Box annotation data:
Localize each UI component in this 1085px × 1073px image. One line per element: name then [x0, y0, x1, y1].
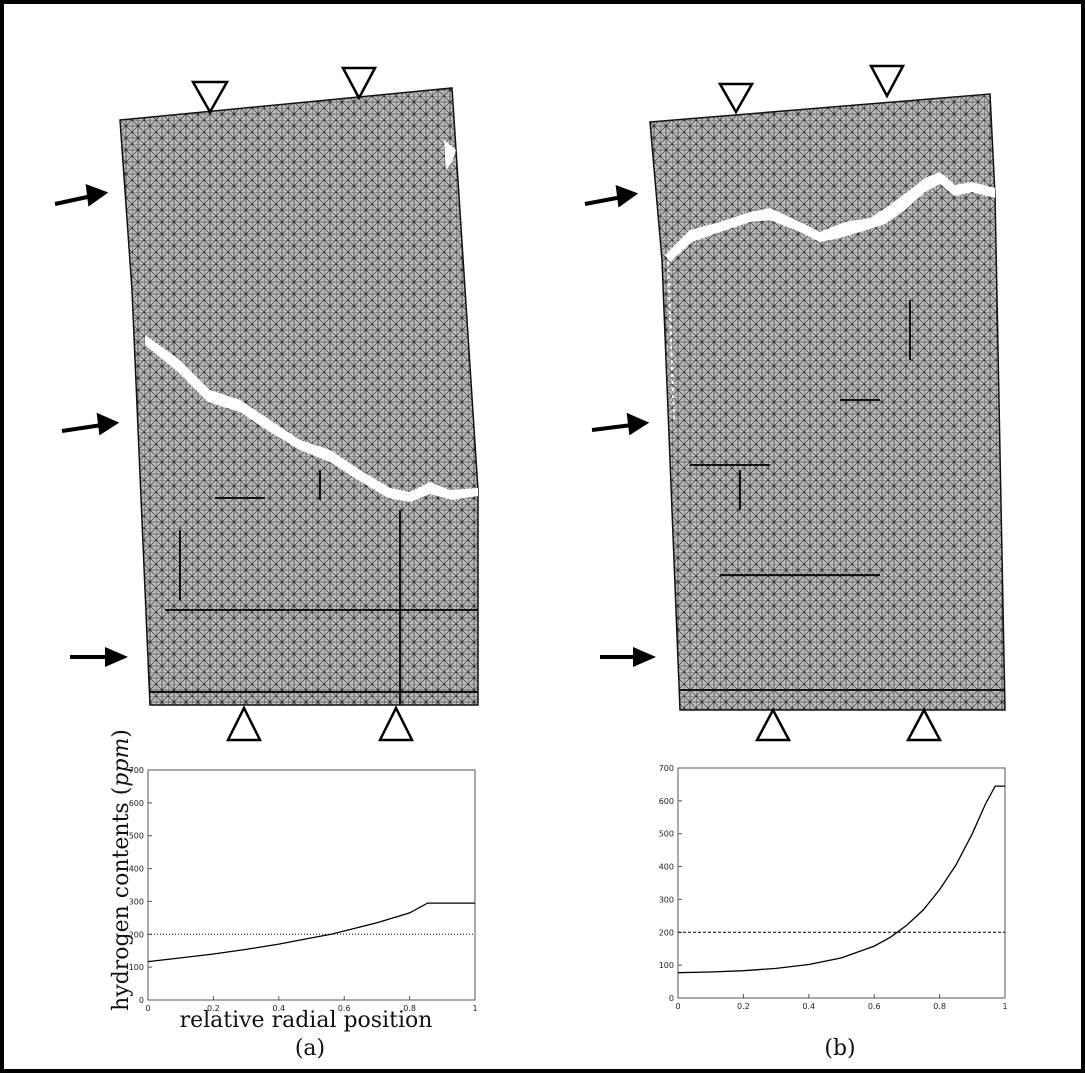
mesh-body	[649, 93, 1006, 711]
y-tick-label: 100	[659, 961, 674, 970]
caption-b: (b)	[824, 1036, 855, 1061]
y-tick-label: 0	[669, 994, 674, 1003]
supports	[190, 64, 943, 742]
top-support-triangle-icon	[868, 64, 906, 99]
plot-a: 0 100 200 300 400 500 600 700 0 0.2 0.4 0.6 0.8 1	[129, 766, 478, 1013]
bottom-support-triangle-icon	[905, 707, 943, 742]
load-arrow-icon	[85, 183, 109, 207]
top-support-triangle-icon	[717, 82, 755, 115]
y-tick-label: 500	[129, 832, 144, 841]
mesh-body	[119, 87, 479, 706]
x-axis-label: relative radial position	[180, 1008, 433, 1033]
y-tick-label: 300	[129, 897, 144, 906]
top-support-triangle-icon	[340, 66, 378, 101]
hydrogen-profile-line	[147, 902, 475, 963]
y-tick-label: 0	[139, 996, 144, 1005]
top-support-triangle-icon	[190, 80, 230, 115]
x-tick-label: 0.2	[737, 1002, 750, 1011]
load-arrow-icon	[633, 646, 656, 668]
load-arrow-icon	[96, 412, 120, 436]
mesh-panel-b	[649, 93, 1006, 711]
plot-frame	[147, 769, 476, 1001]
load-arrow-icon	[626, 412, 650, 436]
x-tick-label: 1	[1002, 1002, 1007, 1011]
y-tick-label: 500	[659, 830, 674, 839]
bottom-support-triangle-icon	[754, 707, 792, 742]
y-tick-label: 700	[659, 764, 674, 773]
x-tick-label: 0.4	[272, 1004, 285, 1013]
x-tick-label: 0.6	[868, 1002, 881, 1011]
caption-a: (a)	[295, 1036, 325, 1061]
x-tick-label: 0	[675, 1002, 680, 1011]
bottom-support-triangle-icon	[225, 705, 263, 742]
x-tick-label: 0.8	[403, 1004, 416, 1013]
x-tick-label: 0.4	[802, 1002, 815, 1011]
y-tick-label: 400	[129, 865, 144, 874]
x-tick-label: 0.6	[338, 1004, 351, 1013]
hydrogen-profile-line	[677, 785, 1005, 974]
y-tick-label: 200	[659, 928, 674, 937]
x-tick-label: 0.8	[933, 1002, 946, 1011]
y-tick-label: 100	[129, 963, 144, 972]
load-arrows	[54, 183, 656, 668]
load-arrow-icon	[615, 184, 639, 208]
y-tick-label: 600	[129, 799, 144, 808]
load-arrow-icon	[105, 646, 128, 668]
plot-b: 0 100 200 300 400 500 600 700 0 0.2 0.4 0.6 0.8 1	[659, 764, 1008, 1011]
bottom-support-triangle-icon	[377, 705, 415, 742]
y-tick-label: 300	[659, 895, 674, 904]
crack	[665, 172, 995, 262]
plot-frame	[677, 767, 1006, 999]
y-tick-label: 600	[659, 797, 674, 806]
mesh-panel-a	[119, 87, 479, 706]
y-tick-label: 200	[129, 930, 144, 939]
y-axis-label: hydrogen contents (ppm)	[109, 729, 134, 1011]
x-tick-label: 0	[145, 1004, 150, 1013]
x-tick-label: 1	[472, 1004, 477, 1013]
x-tick-label: 0.2	[207, 1004, 220, 1013]
y-tick-label: 700	[129, 766, 144, 775]
y-tick-label: 400	[659, 863, 674, 872]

Exercise instructions: State only how many lines of the records contain the string "caption", counting a match only when its case agrees.

Output of the task: 2